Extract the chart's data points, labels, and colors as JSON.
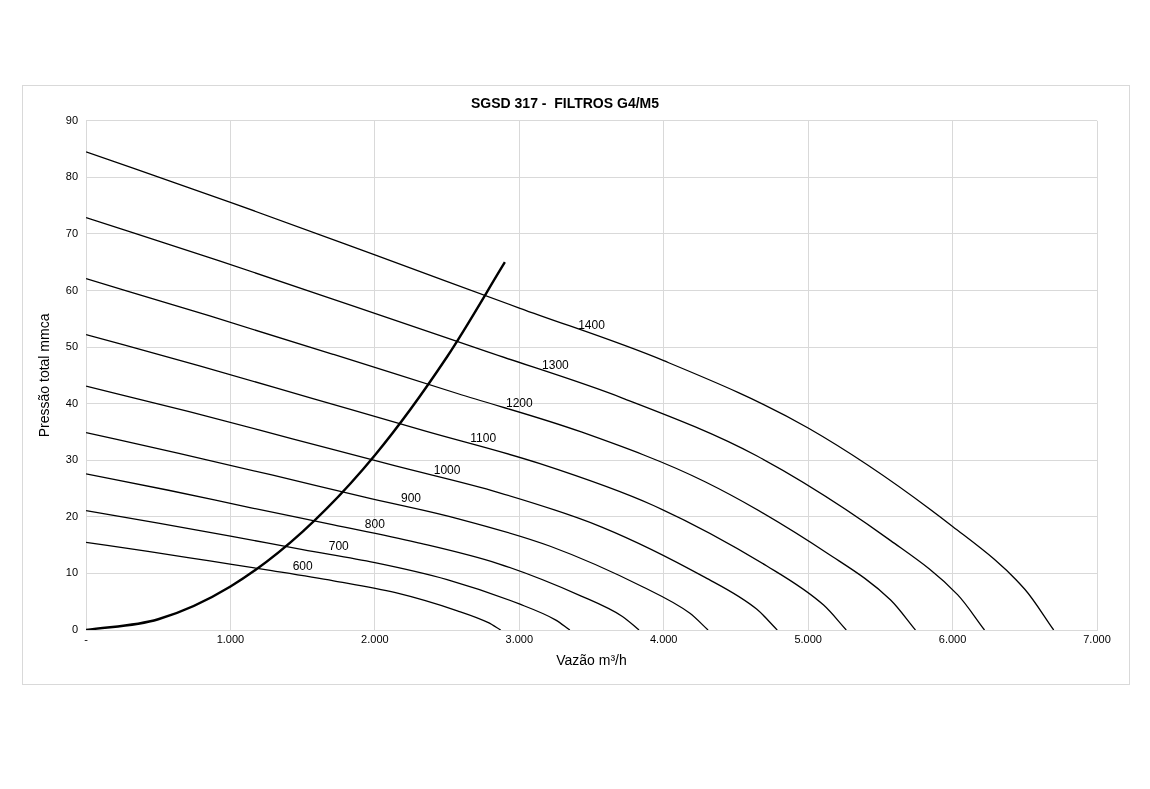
{
  "chart_data": {
    "type": "line",
    "title": "SGSD 317 -  FILTROS G4/M5",
    "xlabel": "Vazão m³/h",
    "ylabel": "Pressão total mmca",
    "xlim": [
      0,
      7000
    ],
    "ylim": [
      0,
      90
    ],
    "xticks": [
      {
        "value": 0,
        "label": "-"
      },
      {
        "value": 1000,
        "label": "1.000"
      },
      {
        "value": 2000,
        "label": "2.000"
      },
      {
        "value": 3000,
        "label": "3.000"
      },
      {
        "value": 4000,
        "label": "4.000"
      },
      {
        "value": 5000,
        "label": "5.000"
      },
      {
        "value": 6000,
        "label": "6.000"
      },
      {
        "value": 7000,
        "label": "7.000"
      }
    ],
    "yticks": [
      0,
      10,
      20,
      30,
      40,
      50,
      60,
      70,
      80,
      90
    ],
    "grid": true,
    "legend": false,
    "marker": "none",
    "line_style": "solid",
    "series": [
      {
        "name": "1400",
        "color": "#000000",
        "x": [
          0,
          1000,
          2000,
          3000,
          4000,
          5000,
          6000,
          6500,
          6700
        ],
        "values": [
          84.5,
          75.6,
          66.3,
          56.9,
          47.6,
          35.7,
          18.3,
          7.2,
          0
        ]
      },
      {
        "name": "1300",
        "color": "#000000",
        "x": [
          0,
          929,
          1857,
          2786,
          3714,
          4643,
          5571,
          6036,
          6221
        ],
        "values": [
          72.9,
          65.2,
          57.2,
          49.1,
          41.0,
          30.8,
          15.8,
          6.2,
          0
        ]
      },
      {
        "name": "1200",
        "color": "#000000",
        "x": [
          0,
          857,
          1714,
          2571,
          3429,
          4286,
          5143,
          5571,
          5743
        ],
        "values": [
          62.1,
          55.5,
          48.7,
          41.8,
          35.0,
          26.2,
          13.4,
          5.3,
          0
        ]
      },
      {
        "name": "1100",
        "color": "#000000",
        "x": [
          0,
          786,
          1571,
          2357,
          3143,
          3929,
          4714,
          5107,
          5264
        ],
        "values": [
          52.2,
          46.7,
          40.9,
          35.1,
          29.4,
          22.0,
          11.3,
          4.4,
          0
        ]
      },
      {
        "name": "1000",
        "color": "#000000",
        "x": [
          0,
          714,
          1429,
          2143,
          2857,
          3571,
          4286,
          4643,
          4786
        ],
        "values": [
          43.1,
          38.6,
          33.8,
          29.0,
          24.3,
          18.2,
          9.3,
          3.7,
          0
        ]
      },
      {
        "name": "900",
        "color": "#000000",
        "x": [
          0,
          643,
          1286,
          1929,
          2571,
          3214,
          3857,
          4179,
          4307
        ],
        "values": [
          34.9,
          31.2,
          27.4,
          23.5,
          19.7,
          14.8,
          7.6,
          3.0,
          0
        ]
      },
      {
        "name": "800",
        "color": "#000000",
        "x": [
          0,
          571,
          1143,
          1714,
          2286,
          2857,
          3429,
          3714,
          3829
        ],
        "values": [
          27.6,
          24.7,
          21.6,
          18.6,
          15.5,
          11.7,
          6.0,
          2.4,
          0
        ]
      },
      {
        "name": "700",
        "color": "#000000",
        "x": [
          0,
          500,
          1000,
          1500,
          2000,
          2500,
          3000,
          3250,
          3350
        ],
        "values": [
          21.1,
          18.9,
          16.6,
          14.2,
          11.9,
          8.9,
          4.6,
          1.8,
          0
        ]
      },
      {
        "name": "600",
        "color": "#000000",
        "x": [
          0,
          429,
          857,
          1286,
          1714,
          2143,
          2571,
          2786,
          2871
        ],
        "values": [
          15.5,
          13.9,
          12.2,
          10.5,
          8.7,
          6.6,
          3.4,
          1.3,
          0
        ]
      },
      {
        "color": "#000000",
        "x": [
          0,
          500,
          1000,
          1500,
          2000,
          2500,
          2900
        ],
        "values": [
          0,
          1.9,
          7.7,
          17.4,
          30.9,
          48.3,
          65.0
        ]
      }
    ]
  }
}
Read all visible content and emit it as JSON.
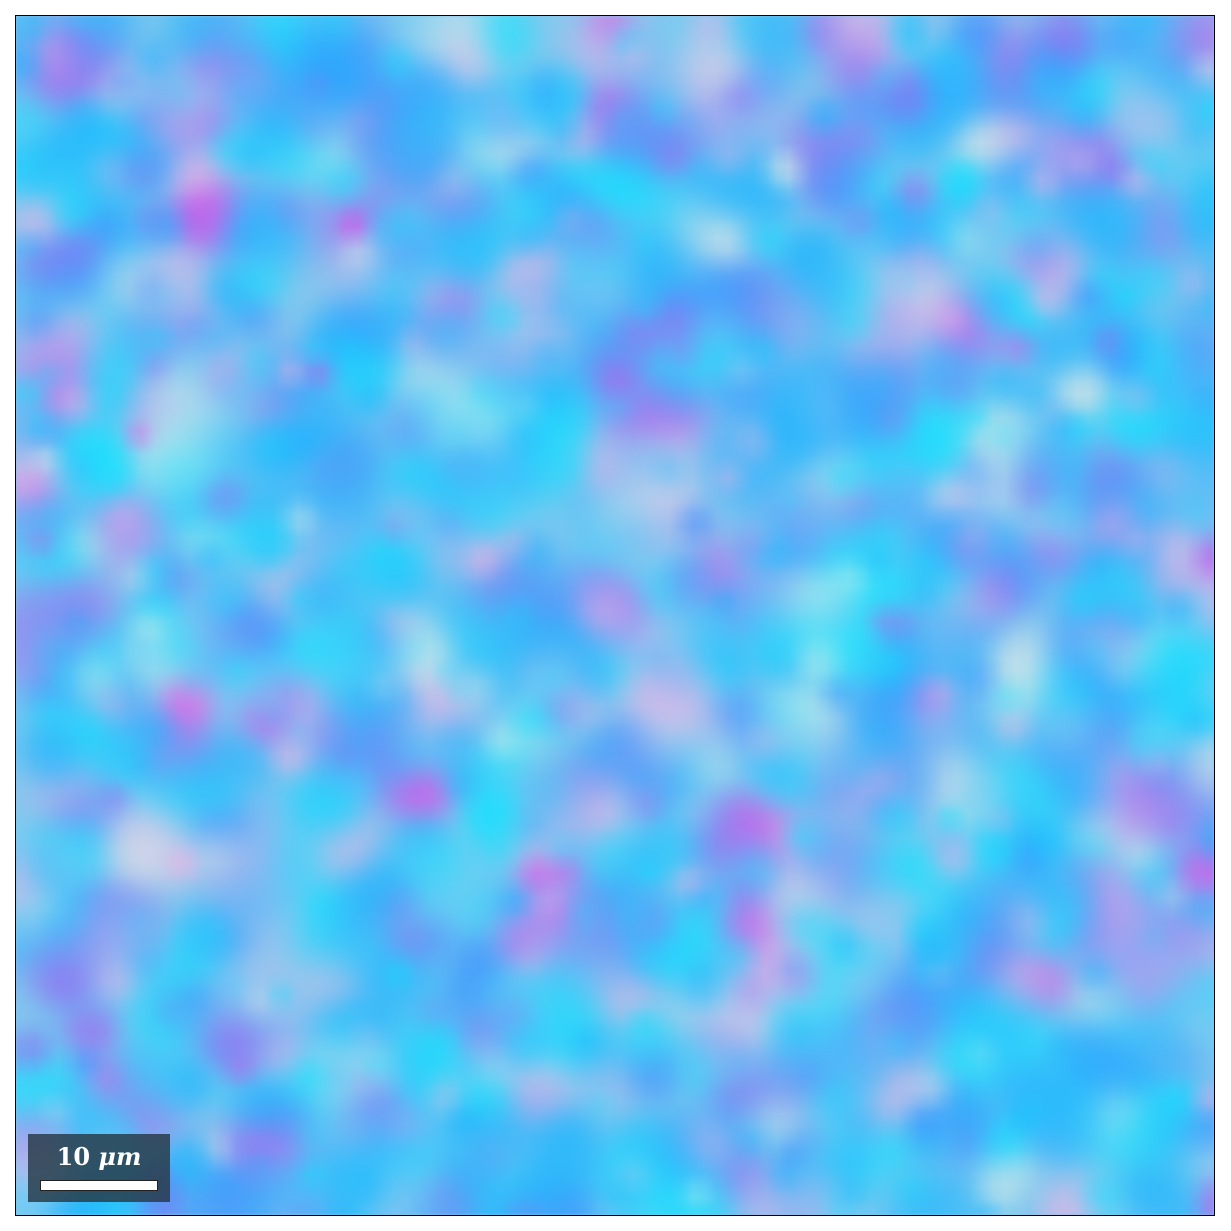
{
  "image": {
    "kind": "false-color microscopy map",
    "palette": {
      "background": "#86c8ee",
      "cyan": "#10e2ff",
      "sky_blue": "#14b4ff",
      "royal_blue": "#3c8cff",
      "violet": "#a064f0",
      "magenta": "#f03ce6",
      "pink": "#f0b4e6",
      "white_cream": "#f0f0e6"
    }
  },
  "scalebar": {
    "value": "10",
    "unit": "μm"
  }
}
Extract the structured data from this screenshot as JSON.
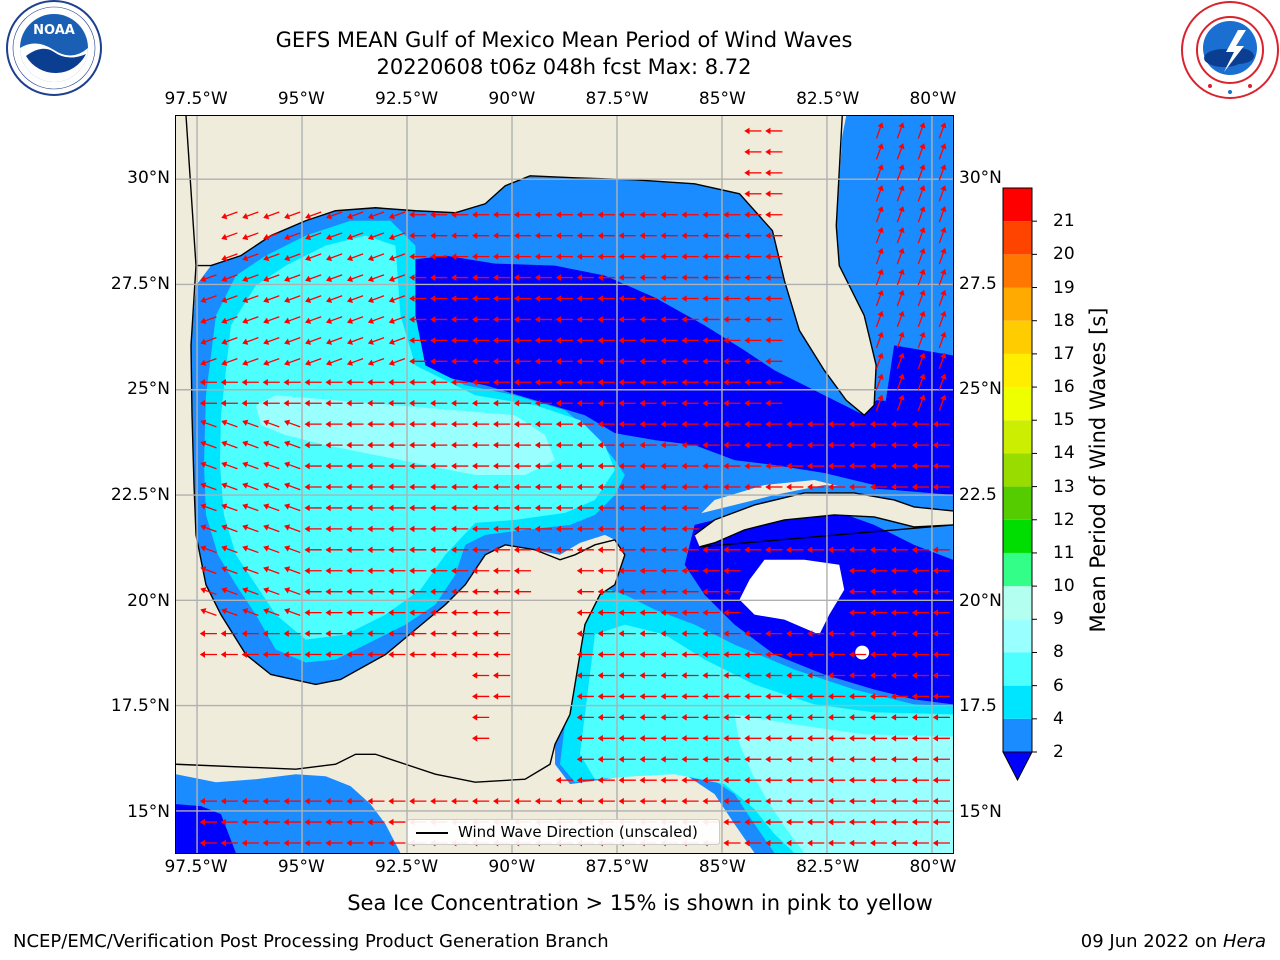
{
  "title": {
    "line1": "GEFS MEAN Gulf of Mexico Mean Period of Wind Waves",
    "line2": "20220608 t06z 048h fcst   Max: 8.72"
  },
  "logos": {
    "left": {
      "name": "NOAA",
      "ring_text": "NATIONAL OCEANIC AND ATMOSPHERIC ADMINISTRATION · U.S. DEPARTMENT OF COMMERCE"
    },
    "right": {
      "name": "NATIONAL WEATHER SERVICE"
    }
  },
  "axes": {
    "lon_labels": [
      "97.5°W",
      "95°W",
      "92.5°W",
      "90°W",
      "87.5°W",
      "85°W",
      "82.5°W",
      "80°W"
    ],
    "lat_labels_left": [
      "30°N",
      "27.5°N",
      "25°N",
      "22.5°N",
      "20°N",
      "17.5°N",
      "15°N"
    ],
    "lat_labels_right": [
      "30°N",
      "27.5",
      "25°N",
      "22.5",
      "20°N",
      "17.5",
      "15°N"
    ],
    "lon_range": [
      -98,
      -79.5
    ],
    "lat_range": [
      14,
      31.5
    ],
    "grid": true
  },
  "legend": {
    "line_label": "Wind Wave Direction (unscaled)",
    "position": "lower-center"
  },
  "colorbar": {
    "label": "Mean Period of Wind Waves [s]",
    "ticks": [
      "2",
      "4",
      "6",
      "8",
      "9",
      "10",
      "11",
      "12",
      "13",
      "14",
      "15",
      "16",
      "17",
      "18",
      "19",
      "20",
      "21"
    ],
    "colors": [
      "#1a8cff",
      "#00e5ff",
      "#4dffff",
      "#99ffff",
      "#b3fff0",
      "#33ff88",
      "#00dd00",
      "#55cc00",
      "#99dd00",
      "#ccee00",
      "#eeff00",
      "#ffee00",
      "#ffcc00",
      "#ffaa00",
      "#ff7700",
      "#ff4400",
      "#ff0000"
    ],
    "under_color": "#0000ff",
    "extend": "min"
  },
  "map_colors": {
    "land": "#efecdc",
    "ocean_under2": "#0000ff",
    "level_2_4": "#1a8cff",
    "level_4_6": "#00e5ff",
    "level_6_8": "#4dffff",
    "level_8_9": "#99ffff",
    "arrow": "#ff0000"
  },
  "footer": {
    "note": "Sea Ice Concentration > 15% is shown in pink to yellow",
    "left": "NCEP/EMC/Verification Post Processing Product Generation Branch",
    "right_prefix": "09 Jun 2022 on ",
    "right_host": "Hera"
  }
}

○ ○ ○ ○

Written instruction: Count the lines of the listing above that include the word "Extract" and state the total with nothing else.

Solution: 2